• **Selection**:
+--
IT’S ONE OF THE MOST DEPRESSING STORIES IN pop music. Long Beach gang member Calvin Broadus, known to the world as Snoop Doggy Dogg, tries to extricate himself from a life of petty crime and gangbanging. He gets a lucky break, hitches up with Dr Dre, arguably the best producer in rap, helps make two of hip-hop’s benchmark albums, but finds he’s simply swapped one gang for another. He avoids prison when he’s acquitted of being an accessory to murder only to find his label, Death Row, disintegrating amid recriminations, threats and violence. Label boss Marion ‘Suge’ Knight winds up doing nine years, the label is at the centre of an ongoing FBI investigation and its best-selling artist, Tupac Shakur, is murdered.

Snoop got out while the going was good – dropping part of his name for contractual reasons – and has hitched up with Louisiana indie No Limit and its mentor, 26-year-old multimillionaire Master PP and the rest of the No Limit crew. Specialists in lowest common denominator gangsta funk, on ‘Da Game Is To Be Sold…’ they provide a selection of lacklustre beats and just about let Snoop get a few words in.

This is a record that sets itself low standards, then consistently fails to reach them. It will, of course, sell by the bucketload. Snoop’s still got the flow, the languid, laid-back delivery that signalled the arrival of one of the all-time rap greats seven years ago, but he spends most of his time here trying to turn some lumpen, misshapen backing tracks from dogg-shit to diamonds.
+--
• **Raw data**:

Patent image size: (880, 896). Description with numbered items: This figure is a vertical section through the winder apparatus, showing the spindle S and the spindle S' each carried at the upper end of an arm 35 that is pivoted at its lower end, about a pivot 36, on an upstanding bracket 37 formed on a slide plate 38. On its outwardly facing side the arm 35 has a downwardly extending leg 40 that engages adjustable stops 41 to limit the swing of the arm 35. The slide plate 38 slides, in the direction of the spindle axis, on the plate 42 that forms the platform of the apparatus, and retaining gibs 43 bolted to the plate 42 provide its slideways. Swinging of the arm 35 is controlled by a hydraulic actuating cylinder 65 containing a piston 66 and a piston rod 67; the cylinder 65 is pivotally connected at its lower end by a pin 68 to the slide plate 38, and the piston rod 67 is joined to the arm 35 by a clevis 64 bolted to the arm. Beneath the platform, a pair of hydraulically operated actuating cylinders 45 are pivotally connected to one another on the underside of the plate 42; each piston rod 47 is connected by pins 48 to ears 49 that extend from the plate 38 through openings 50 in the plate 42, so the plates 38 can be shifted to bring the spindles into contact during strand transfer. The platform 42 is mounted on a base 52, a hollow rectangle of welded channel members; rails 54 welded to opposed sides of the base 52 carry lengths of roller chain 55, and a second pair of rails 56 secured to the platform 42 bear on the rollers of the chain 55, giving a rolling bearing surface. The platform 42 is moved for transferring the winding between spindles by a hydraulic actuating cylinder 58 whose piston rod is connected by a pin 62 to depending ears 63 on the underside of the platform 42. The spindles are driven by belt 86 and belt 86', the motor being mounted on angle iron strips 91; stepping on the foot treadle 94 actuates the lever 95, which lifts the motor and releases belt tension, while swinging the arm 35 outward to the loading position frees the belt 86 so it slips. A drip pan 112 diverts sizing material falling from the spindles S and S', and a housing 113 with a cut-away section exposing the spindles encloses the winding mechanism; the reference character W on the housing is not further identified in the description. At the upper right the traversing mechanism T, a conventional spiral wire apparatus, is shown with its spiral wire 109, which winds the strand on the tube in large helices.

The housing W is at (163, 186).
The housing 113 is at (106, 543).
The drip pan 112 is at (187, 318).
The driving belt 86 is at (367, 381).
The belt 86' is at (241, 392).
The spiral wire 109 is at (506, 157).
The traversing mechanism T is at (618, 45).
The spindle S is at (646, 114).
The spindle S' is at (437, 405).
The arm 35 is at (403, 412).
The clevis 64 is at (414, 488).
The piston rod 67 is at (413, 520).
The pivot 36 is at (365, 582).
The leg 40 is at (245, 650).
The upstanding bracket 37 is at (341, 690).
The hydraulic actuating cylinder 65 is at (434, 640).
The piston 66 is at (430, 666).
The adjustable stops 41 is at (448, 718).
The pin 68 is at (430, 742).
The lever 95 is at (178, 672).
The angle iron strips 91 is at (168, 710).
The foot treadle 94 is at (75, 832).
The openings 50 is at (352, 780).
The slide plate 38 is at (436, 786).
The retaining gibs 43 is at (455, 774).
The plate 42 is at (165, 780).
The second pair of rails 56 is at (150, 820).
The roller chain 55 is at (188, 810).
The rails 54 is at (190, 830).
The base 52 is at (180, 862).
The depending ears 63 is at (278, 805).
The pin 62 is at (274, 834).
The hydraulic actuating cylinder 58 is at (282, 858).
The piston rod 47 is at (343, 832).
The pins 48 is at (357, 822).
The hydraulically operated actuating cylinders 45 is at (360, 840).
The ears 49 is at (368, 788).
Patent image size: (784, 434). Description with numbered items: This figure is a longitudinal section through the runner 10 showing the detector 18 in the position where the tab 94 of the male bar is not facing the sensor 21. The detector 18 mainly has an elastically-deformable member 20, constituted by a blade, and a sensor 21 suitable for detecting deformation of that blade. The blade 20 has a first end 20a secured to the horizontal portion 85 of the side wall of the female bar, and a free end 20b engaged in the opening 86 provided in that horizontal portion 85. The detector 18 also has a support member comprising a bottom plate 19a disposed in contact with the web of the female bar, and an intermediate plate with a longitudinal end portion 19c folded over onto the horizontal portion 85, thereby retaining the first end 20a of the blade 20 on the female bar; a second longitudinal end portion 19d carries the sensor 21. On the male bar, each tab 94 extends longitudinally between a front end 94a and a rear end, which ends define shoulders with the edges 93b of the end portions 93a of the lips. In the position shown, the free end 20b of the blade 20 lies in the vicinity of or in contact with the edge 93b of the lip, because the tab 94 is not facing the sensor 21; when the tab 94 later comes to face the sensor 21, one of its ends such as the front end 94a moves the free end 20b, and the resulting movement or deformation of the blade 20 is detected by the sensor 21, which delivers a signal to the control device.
+--
• **Directives**:
a. According to the review, which label did Snoop sign with after leaving Death Row?
b. Reproduce everything in the review from "This is a record" down to "dogg-shit to diamonds.".

• **Responses**:
a. No Limit, a Louisiana indie label.

b.
This is a record that sets itself low standards, then consistently fails to reach them. It will, of course, sell by the bucketload. Snoop’s still got the flow, the languid, laid-back delivery that signalled the arrival of one of the all-time rap greats seven years ago, but he spends most of his time here trying to turn some lumpen, misshapen backing tracks from dogg-shit to diamonds.